#### [Exercise input]
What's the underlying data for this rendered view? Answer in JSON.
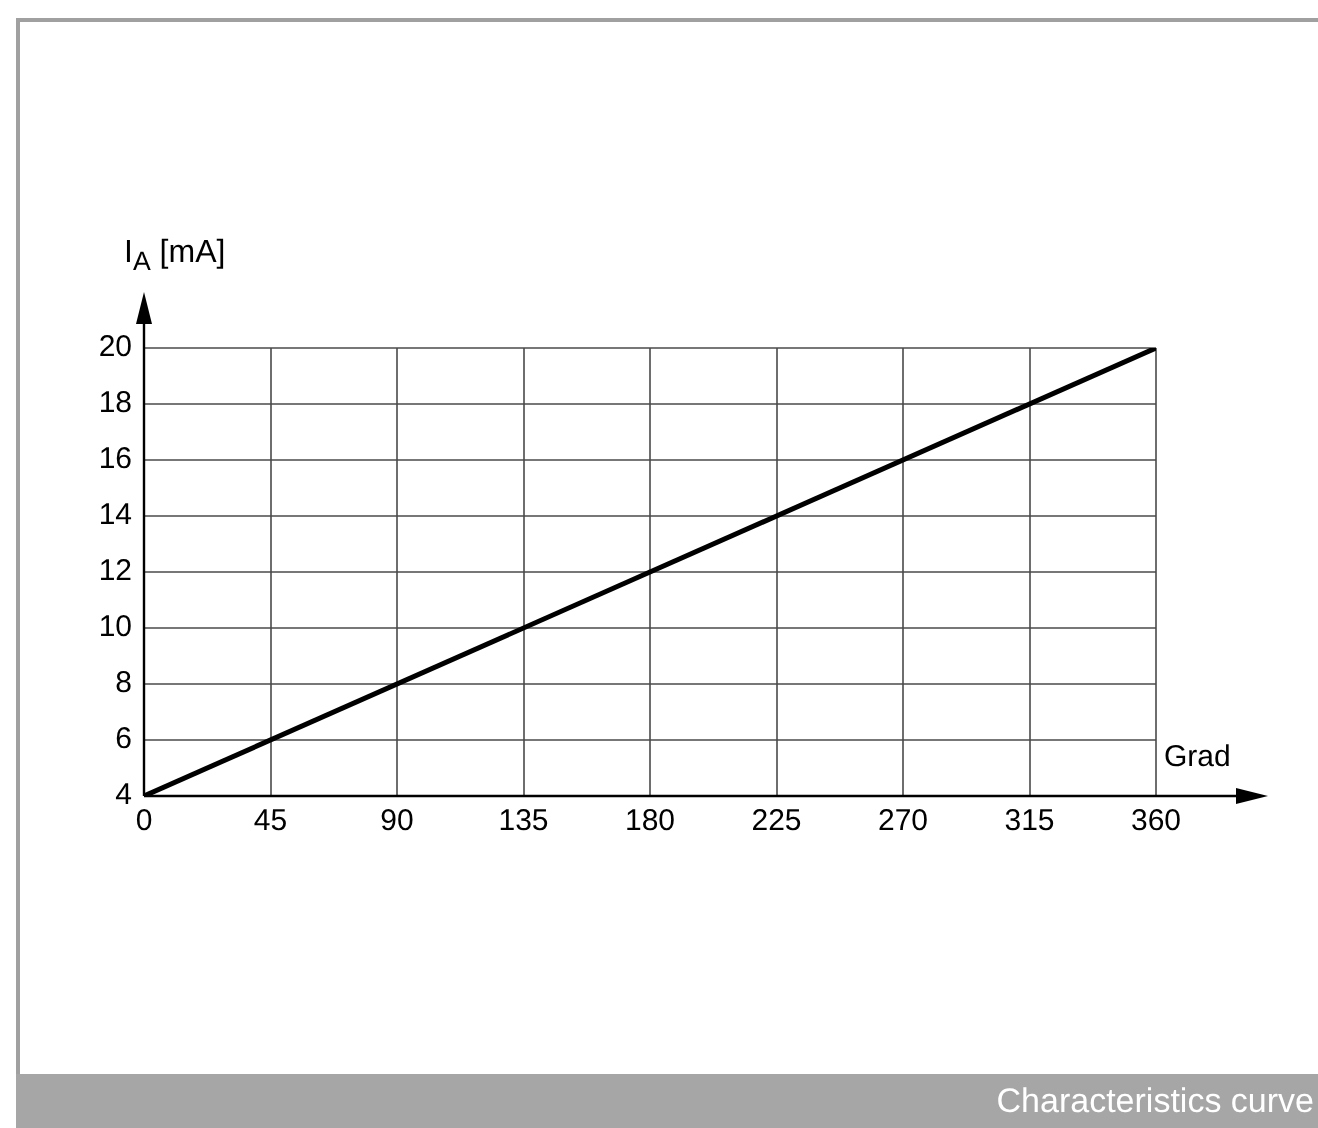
{
  "chart_data": {
    "type": "line",
    "ylabel": "I$_{A}$ [mA]",
    "xlabel": "Grad",
    "annotations": [
      "Characteristics curve"
    ],
    "x": [
      0,
      360
    ],
    "series": [
      {
        "color": "#000000",
        "values": [
          4,
          20
        ]
      }
    ],
    "xlim": [
      0,
      360
    ],
    "ylim": [
      4,
      20
    ],
    "xticks": [
      0,
      45,
      90,
      135,
      180,
      225,
      270,
      315,
      360
    ],
    "yticks": [
      4,
      6,
      8,
      10,
      12,
      14,
      16,
      18,
      20
    ],
    "grid": true
  }
}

#### [Task]
Write the lines above out again exactly, without any of their pictures.

#### [Full solution]
What's the underlying data for this rendered view? Answer in JSON.
{
  "chart_data": {
    "type": "line",
    "ylabel": "I$_{A}$ [mA]",
    "xlabel": "Grad",
    "annotations": [
      "Characteristics curve"
    ],
    "x": [
      0,
      360
    ],
    "series": [
      {
        "color": "#000000",
        "values": [
          4,
          20
        ]
      }
    ],
    "xlim": [
      0,
      360
    ],
    "ylim": [
      4,
      20
    ],
    "xticks": [
      0,
      45,
      90,
      135,
      180,
      225,
      270,
      315,
      360
    ],
    "yticks": [
      4,
      6,
      8,
      10,
      12,
      14,
      16,
      18,
      20
    ],
    "grid": true
  }
}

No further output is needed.